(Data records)
=-=-=-=-=

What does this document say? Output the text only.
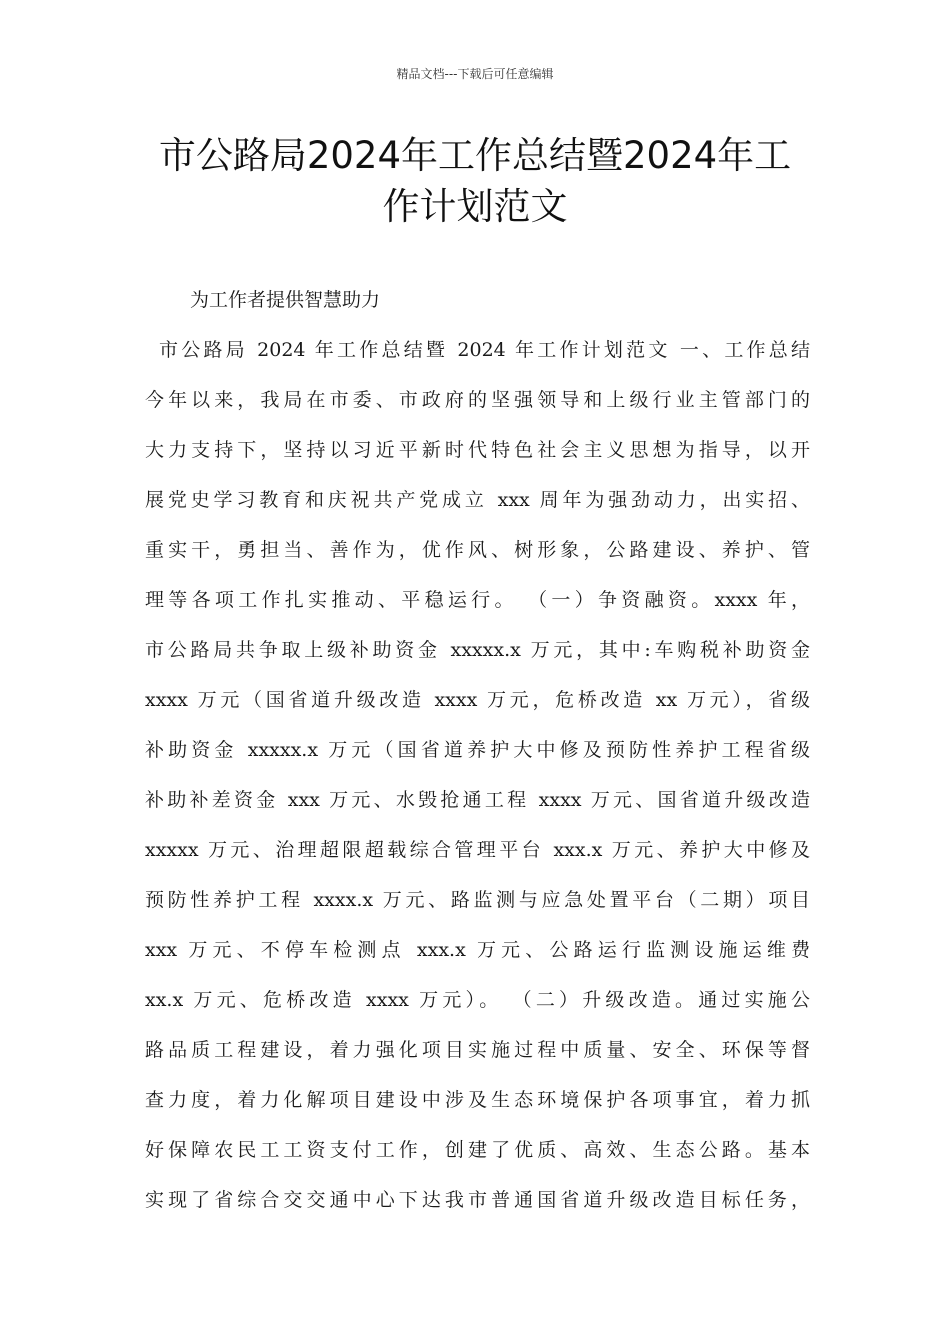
精品文档---下载后可任意编辑
市公路局2024年工作总结暨2024年工
作计划范文
为工作者提供智慧助力
市公路局 2024 年工作总结暨 2024 年工作计划范文 一、工作总结
今年以来，我局在市委、市政府的坚强领导和上级行业主管部门的
大力支持下，坚持以习近平新时代特色社会主义思想为指导，以开
展党史学习教育和庆祝共产党成立 xxx 周年为强劲动力，出实招、
重实干，勇担当、善作为，优作风、树形象，公路建设、养护、管
理等各项工作扎实推动、平稳运行。 （一）争资融资。xxxx 年，
市公路局共争取上级补助资金 xxxxx.x 万元，其中:车购税补助资金
xxxx 万元（国省道升级改造 xxxx 万元，危桥改造 xx 万元），省级
补助资金 xxxxx.x 万元（国省道养护大中修及预防性养护工程省级
补助补差资金 xxx 万元、水毁抢通工程 xxxx 万元、国省道升级改造
xxxxx 万元、治理超限超载综合管理平台 xxx.x 万元、养护大中修及
预防性养护工程 xxxx.x 万元、路监测与应急处置平台（二期）项目
xxx 万元、不停车检测点 xxx.x 万元、公路运行监测设施运维费
xx.x 万元、危桥改造 xxxx 万元）。 （二）升级改造。通过实施公
路品质工程建设，着力强化项目实施过程中质量、安全、环保等督
查力度，着力化解项目建设中涉及生态环境保护各项事宜，着力抓
好保障农民工工资支付工作，创建了优质、高效、生态公路。基本
实现了省综合交交通中心下达我市普通国省道升级改造目标任务，
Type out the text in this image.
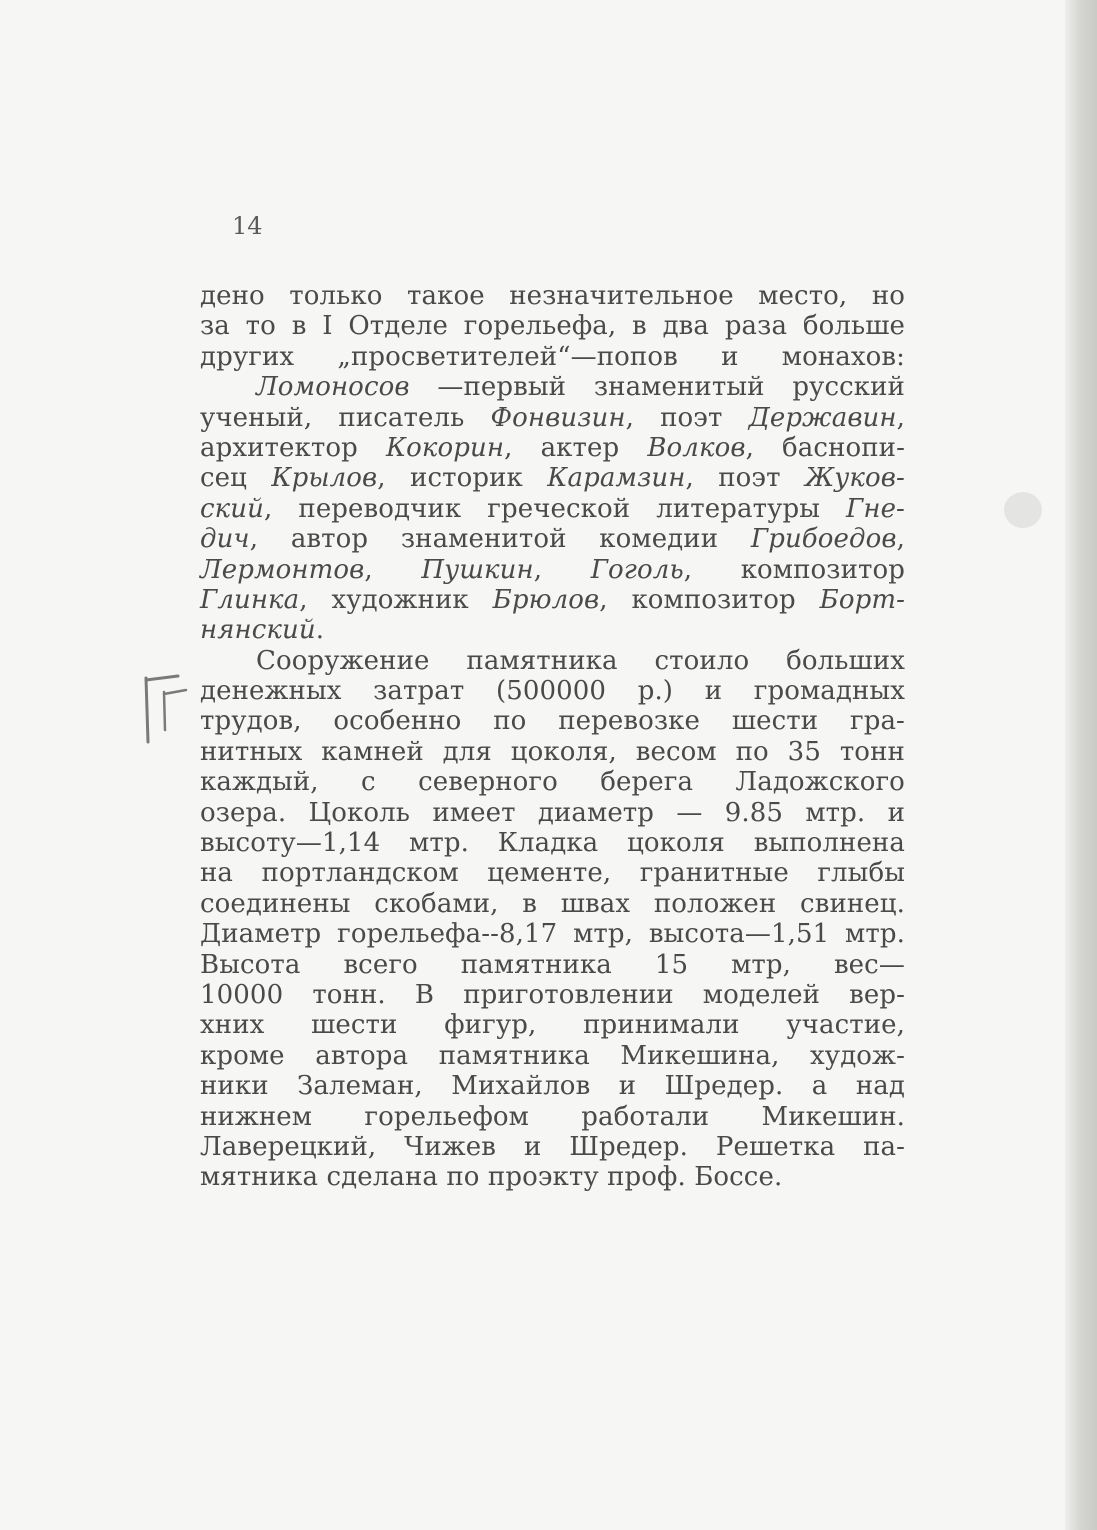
14
дено только такое незначительное место, но
за то в I Отделе горельефа, в два раза больше
других „просветителей“—попов и монахов:
Ломоносов —первый знаменитый русский
ученый, писатель Фонвизин, поэт Державин,
архитектор Кокорин, актер Волков, баснопи-
сец Крылов, историк Карамзин, поэт Жуков-
ский, переводчик греческой литературы Гне-
дич, автор знаменитой комедии Грибоедов,
Лермонтов, Пушкин, Гоголь, композитор
Глинка, художник Брюлов, композитор Борт-
нянский.
Сооружение памятника стоило больших
денежных затрат (500000 р.) и громадных
трудов, особенно по перевозке шести гра-
нитных камней для цоколя, весом по 35 тонн
каждый, с северного берега Ладожского
озера. Цоколь имеет диаметр — 9.85 мтр. и
высоту—1,14 мтр. Кладка цоколя выполнена
на портландском цементе, гранитные глыбы
соединены скобами, в швах положен свинец.
Диаметр горельефа--8,17 мтр, высота—1,51 мтр.
Высота всего памятника 15 мтр, вес—
10000 тонн. В приготовлении моделей вер-
хних шести фигур, принимали участие,
кроме автора памятника Микешина, худож-
ники Залеман, Михайлов и Шредер. а над
нижнем горельефом работали Микешин.
Лаверецкий, Чижев и Шредер. Решетка па-
мятника сделана по проэкту проф. Боссе.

=-=-=-=-=

## Challenge
From the material above, copy everything exactly but the pictures.

## Finished exercise
What does this document say? Output the text only.
精品文档---下载后可任意编辑
市公路局2024年工作总结暨2024年工
作计划范文
为工作者提供智慧助力
市公路局 2024 年工作总结暨 2024 年工作计划范文 一、工作总结
今年以来，我局在市委、市政府的坚强领导和上级行业主管部门的
大力支持下，坚持以习近平新时代特色社会主义思想为指导，以开
展党史学习教育和庆祝共产党成立 xxx 周年为强劲动力，出实招、
重实干，勇担当、善作为，优作风、树形象，公路建设、养护、管
理等各项工作扎实推动、平稳运行。 （一）争资融资。xxxx 年，
市公路局共争取上级补助资金 xxxxx.x 万元，其中:车购税补助资金
xxxx 万元（国省道升级改造 xxxx 万元，危桥改造 xx 万元），省级
补助资金 xxxxx.x 万元（国省道养护大中修及预防性养护工程省级
补助补差资金 xxx 万元、水毁抢通工程 xxxx 万元、国省道升级改造
xxxxx 万元、治理超限超载综合管理平台 xxx.x 万元、养护大中修及
预防性养护工程 xxxx.x 万元、路监测与应急处置平台（二期）项目
xxx 万元、不停车检测点 xxx.x 万元、公路运行监测设施运维费
xx.x 万元、危桥改造 xxxx 万元）。 （二）升级改造。通过实施公
路品质工程建设，着力强化项目实施过程中质量、安全、环保等督
查力度，着力化解项目建设中涉及生态环境保护各项事宜，着力抓
好保障农民工工资支付工作，创建了优质、高效、生态公路。基本
实现了省综合交交通中心下达我市普通国省道升级改造目标任务，
Type out the text in this image.
14
дено только такое незначительное место, но
за то в I Отделе горельефа, в два раза больше
других „просветителей“—попов и монахов:
Ломоносов —первый знаменитый русский
ученый, писатель Фонвизин, поэт Державин,
архитектор Кокорин, актер Волков, баснопи-
сец Крылов, историк Карамзин, поэт Жуков-
ский, переводчик греческой литературы Гне-
дич, автор знаменитой комедии Грибоедов,
Лермонтов, Пушкин, Гоголь, композитор
Глинка, художник Брюлов, композитор Борт-
нянский.
Сооружение памятника стоило больших
денежных затрат (500000 р.) и громадных
трудов, особенно по перевозке шести гра-
нитных камней для цоколя, весом по 35 тонн
каждый, с северного берега Ладожского
озера. Цоколь имеет диаметр — 9.85 мтр. и
высоту—1,14 мтр. Кладка цоколя выполнена
на портландском цементе, гранитные глыбы
соединены скобами, в швах положен свинец.
Диаметр горельефа--8,17 мтр, высота—1,51 мтр.
Высота всего памятника 15 мтр, вес—
10000 тонн. В приготовлении моделей вер-
хних шести фигур, принимали участие,
кроме автора памятника Микешина, худож-
ники Залеман, Михайлов и Шредер. а над
нижнем горельефом работали Микешин.
Лаверецкий, Чижев и Шредер. Решетка па-
мятника сделана по проэкту проф. Боссе.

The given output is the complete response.